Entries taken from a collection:
====================
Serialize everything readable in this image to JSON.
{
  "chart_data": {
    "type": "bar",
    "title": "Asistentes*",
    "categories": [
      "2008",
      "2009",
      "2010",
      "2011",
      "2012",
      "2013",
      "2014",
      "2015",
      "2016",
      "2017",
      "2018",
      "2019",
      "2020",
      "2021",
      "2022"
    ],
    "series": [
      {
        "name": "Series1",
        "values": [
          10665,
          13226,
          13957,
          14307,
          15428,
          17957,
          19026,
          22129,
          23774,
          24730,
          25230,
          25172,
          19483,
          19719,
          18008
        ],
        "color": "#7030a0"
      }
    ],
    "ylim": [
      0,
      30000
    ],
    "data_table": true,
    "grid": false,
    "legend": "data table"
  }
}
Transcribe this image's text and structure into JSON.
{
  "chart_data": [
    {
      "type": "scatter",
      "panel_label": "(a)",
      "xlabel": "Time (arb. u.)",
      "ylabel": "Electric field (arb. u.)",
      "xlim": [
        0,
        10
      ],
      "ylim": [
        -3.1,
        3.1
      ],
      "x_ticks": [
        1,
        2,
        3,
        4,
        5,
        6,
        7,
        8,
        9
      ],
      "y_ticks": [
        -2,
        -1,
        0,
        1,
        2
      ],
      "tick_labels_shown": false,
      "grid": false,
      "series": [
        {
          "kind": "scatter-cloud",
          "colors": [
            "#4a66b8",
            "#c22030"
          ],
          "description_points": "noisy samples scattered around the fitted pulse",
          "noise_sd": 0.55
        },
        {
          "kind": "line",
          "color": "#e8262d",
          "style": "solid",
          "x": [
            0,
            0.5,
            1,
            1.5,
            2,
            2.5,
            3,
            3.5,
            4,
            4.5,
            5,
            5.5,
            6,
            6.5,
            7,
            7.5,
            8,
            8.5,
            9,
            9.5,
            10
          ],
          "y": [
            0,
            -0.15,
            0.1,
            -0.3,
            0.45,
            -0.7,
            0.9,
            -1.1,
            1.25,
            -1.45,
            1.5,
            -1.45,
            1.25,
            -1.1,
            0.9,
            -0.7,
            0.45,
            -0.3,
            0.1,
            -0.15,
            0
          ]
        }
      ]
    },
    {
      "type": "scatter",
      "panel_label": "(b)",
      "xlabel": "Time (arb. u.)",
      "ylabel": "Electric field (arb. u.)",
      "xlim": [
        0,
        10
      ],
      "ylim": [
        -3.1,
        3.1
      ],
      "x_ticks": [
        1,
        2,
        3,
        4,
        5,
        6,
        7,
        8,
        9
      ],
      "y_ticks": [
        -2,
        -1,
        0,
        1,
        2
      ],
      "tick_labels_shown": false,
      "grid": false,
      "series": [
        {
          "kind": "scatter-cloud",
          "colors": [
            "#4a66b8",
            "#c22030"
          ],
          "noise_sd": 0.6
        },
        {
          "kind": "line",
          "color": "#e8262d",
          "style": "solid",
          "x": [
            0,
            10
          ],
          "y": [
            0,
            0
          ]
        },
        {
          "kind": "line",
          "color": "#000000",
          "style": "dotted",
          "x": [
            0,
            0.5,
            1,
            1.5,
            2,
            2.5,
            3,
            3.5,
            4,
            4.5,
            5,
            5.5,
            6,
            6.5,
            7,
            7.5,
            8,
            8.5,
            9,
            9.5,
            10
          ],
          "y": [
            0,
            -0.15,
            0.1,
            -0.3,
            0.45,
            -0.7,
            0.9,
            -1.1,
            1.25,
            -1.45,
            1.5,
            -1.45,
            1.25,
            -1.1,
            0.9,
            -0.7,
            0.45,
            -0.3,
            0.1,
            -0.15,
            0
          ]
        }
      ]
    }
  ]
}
====================
Find each line with the string "this" and copy it out.

Serialize everything readable in this image to JSON.
Transcribe this image's text and structure into JSON.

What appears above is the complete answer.